PROBLEM DETAILS | Find the string "муниципального" in the data, then copy every line where it is found.

____________________

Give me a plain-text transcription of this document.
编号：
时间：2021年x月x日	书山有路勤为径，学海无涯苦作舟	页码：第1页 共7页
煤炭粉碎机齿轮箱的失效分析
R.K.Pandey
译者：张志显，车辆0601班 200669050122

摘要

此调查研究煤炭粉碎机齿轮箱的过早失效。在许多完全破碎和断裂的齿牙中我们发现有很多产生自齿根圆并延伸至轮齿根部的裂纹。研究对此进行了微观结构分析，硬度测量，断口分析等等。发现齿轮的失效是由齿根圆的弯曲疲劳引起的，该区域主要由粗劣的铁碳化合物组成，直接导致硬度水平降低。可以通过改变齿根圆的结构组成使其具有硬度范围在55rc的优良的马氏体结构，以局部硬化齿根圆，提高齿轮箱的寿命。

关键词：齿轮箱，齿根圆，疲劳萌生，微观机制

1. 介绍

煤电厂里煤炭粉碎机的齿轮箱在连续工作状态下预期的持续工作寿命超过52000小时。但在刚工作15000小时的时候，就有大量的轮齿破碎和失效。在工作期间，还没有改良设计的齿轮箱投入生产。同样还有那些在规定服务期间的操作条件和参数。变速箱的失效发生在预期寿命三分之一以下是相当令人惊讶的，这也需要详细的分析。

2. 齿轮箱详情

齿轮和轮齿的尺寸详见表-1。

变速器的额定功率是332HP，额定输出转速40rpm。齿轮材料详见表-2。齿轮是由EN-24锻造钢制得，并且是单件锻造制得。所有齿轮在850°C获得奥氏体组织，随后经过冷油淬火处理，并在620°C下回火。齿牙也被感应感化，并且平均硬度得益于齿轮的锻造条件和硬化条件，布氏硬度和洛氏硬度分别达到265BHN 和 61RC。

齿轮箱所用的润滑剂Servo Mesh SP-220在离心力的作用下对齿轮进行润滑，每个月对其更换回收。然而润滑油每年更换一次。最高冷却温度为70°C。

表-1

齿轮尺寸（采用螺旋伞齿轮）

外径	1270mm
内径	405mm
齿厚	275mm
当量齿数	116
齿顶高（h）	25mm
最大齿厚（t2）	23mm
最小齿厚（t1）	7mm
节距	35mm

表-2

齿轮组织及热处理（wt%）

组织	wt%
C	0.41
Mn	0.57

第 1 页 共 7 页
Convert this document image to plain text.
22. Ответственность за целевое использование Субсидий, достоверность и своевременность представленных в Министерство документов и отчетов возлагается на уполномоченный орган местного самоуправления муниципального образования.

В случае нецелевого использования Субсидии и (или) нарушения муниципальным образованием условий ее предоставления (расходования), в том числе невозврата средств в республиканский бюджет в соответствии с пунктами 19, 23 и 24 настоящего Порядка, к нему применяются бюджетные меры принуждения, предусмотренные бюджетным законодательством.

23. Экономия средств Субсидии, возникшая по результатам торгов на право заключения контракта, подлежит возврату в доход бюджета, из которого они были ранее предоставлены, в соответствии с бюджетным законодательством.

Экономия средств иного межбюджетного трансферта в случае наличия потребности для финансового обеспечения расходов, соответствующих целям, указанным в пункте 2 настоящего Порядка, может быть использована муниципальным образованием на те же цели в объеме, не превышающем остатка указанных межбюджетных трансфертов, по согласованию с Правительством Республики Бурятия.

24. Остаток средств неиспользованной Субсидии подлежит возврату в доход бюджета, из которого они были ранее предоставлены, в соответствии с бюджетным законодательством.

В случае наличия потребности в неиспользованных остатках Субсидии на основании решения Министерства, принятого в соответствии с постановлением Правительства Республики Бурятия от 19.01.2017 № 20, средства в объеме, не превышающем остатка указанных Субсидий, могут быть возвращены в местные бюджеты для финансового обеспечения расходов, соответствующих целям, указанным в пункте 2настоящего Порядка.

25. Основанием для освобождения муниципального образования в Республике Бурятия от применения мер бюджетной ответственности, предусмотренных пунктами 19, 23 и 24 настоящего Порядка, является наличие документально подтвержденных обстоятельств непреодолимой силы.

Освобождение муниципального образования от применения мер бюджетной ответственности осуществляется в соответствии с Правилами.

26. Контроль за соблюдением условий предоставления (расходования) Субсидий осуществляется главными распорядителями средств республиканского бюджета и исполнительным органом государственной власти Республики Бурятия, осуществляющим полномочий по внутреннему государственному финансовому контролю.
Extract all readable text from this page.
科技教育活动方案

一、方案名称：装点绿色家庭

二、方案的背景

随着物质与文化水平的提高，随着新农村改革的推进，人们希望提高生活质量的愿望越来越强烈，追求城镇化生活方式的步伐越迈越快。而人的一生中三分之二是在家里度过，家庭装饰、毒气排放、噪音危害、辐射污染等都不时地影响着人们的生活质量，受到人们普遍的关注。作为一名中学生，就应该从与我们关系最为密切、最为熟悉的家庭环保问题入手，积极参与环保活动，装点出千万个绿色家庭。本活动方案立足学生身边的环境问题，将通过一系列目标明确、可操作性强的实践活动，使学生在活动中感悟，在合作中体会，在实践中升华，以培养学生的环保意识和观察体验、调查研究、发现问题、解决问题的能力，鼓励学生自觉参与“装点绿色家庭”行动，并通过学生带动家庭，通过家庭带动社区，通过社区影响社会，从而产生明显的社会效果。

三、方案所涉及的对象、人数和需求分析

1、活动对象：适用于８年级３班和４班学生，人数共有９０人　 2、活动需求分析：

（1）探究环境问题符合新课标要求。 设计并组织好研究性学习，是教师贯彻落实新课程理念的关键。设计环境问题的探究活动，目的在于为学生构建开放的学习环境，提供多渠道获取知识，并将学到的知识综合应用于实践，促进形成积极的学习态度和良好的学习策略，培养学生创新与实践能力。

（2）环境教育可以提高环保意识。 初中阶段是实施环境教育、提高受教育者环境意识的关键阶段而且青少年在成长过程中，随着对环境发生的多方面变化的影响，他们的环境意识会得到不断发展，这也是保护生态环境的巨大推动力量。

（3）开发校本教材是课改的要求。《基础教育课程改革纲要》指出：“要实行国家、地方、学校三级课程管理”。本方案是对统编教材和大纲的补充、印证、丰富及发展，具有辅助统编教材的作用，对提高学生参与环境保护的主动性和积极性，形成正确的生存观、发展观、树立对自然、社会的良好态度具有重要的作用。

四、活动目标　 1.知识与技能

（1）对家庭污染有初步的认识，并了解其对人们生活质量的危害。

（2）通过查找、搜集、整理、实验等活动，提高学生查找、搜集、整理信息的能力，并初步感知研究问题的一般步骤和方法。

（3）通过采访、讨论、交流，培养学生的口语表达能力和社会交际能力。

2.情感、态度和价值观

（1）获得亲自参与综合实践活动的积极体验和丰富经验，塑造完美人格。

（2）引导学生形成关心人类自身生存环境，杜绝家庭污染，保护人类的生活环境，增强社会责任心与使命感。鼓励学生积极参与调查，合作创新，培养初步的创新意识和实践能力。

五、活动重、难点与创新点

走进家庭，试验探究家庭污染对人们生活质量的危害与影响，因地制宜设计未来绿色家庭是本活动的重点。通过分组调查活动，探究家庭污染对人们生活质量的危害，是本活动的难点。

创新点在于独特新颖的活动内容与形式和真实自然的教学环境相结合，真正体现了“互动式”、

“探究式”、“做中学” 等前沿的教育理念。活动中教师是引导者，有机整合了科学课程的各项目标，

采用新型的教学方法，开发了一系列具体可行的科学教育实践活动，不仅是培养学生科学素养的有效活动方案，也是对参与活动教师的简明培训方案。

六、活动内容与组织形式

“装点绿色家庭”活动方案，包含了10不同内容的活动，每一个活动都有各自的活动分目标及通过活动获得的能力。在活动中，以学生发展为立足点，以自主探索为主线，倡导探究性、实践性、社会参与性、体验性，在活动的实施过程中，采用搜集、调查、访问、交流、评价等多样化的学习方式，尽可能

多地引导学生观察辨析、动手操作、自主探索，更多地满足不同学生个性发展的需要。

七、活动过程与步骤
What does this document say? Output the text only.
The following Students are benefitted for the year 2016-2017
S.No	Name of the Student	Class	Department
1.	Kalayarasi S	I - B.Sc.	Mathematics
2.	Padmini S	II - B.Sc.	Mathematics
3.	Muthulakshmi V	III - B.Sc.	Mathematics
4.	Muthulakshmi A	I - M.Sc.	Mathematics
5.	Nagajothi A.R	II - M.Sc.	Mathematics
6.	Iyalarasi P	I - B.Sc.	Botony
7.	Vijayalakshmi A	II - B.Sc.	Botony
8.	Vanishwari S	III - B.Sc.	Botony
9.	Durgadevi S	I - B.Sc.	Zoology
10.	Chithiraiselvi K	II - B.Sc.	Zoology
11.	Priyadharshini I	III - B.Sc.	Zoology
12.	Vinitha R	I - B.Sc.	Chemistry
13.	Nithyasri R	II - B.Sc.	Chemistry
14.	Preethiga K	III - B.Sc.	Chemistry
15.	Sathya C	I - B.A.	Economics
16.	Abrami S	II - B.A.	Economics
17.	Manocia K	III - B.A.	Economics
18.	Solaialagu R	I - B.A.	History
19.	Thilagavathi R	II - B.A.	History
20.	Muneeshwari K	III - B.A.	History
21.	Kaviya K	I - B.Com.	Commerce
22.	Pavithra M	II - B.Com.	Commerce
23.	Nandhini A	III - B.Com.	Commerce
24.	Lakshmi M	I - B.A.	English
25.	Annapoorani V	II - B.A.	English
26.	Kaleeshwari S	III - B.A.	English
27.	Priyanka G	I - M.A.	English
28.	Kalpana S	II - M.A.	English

____________________

RESPONSE TO THE TASK |
22. Ответственность за целевое использование Субсидий, достоверность и своевременность представленных в Министерство документов и отчетов возлагается на уполномоченный орган местного самоуправления муниципального образования.
25. Основанием для освобождения муниципального образования в Республике Бурятия от применения мер бюджетной ответственности, предусмотренных пунктами 19, 23 и 24 настоящего Порядка, является наличие документально подтвержденных обстоятельств непреодолимой силы.
Освобождение муниципального образования от применения мер бюджетной ответственности осуществляется в соответствии с Правилами.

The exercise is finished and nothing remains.